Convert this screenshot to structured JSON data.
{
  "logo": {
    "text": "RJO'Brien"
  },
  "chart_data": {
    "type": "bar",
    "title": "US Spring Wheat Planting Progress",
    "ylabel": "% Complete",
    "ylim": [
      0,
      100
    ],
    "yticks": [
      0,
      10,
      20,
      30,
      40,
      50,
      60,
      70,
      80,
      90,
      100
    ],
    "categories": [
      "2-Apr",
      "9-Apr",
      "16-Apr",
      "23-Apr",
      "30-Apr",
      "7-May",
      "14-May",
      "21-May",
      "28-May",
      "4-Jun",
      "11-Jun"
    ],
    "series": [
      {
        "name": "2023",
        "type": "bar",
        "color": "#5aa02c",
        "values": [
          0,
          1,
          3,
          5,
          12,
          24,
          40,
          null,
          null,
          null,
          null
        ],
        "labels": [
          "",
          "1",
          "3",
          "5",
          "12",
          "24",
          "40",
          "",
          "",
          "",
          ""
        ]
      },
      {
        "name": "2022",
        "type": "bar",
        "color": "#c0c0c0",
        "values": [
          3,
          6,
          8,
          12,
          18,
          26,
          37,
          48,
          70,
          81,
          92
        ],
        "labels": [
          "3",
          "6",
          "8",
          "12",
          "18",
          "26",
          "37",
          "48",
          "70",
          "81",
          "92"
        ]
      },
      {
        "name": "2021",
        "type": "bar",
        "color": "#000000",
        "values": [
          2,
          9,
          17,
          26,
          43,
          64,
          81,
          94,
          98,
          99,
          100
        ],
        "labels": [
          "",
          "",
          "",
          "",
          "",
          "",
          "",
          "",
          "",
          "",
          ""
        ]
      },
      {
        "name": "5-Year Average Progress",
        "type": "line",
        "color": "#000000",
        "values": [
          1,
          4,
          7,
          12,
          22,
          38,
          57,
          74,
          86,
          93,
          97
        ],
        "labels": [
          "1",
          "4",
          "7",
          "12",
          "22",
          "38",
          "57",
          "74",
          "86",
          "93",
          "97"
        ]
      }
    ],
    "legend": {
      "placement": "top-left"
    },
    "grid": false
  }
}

(DIRECTIONS FOR THIS TASK)
Go over the records above and tally the lines with the word "name" in them. Give the number alone.

(REPLY TO THE EXERCISE)
4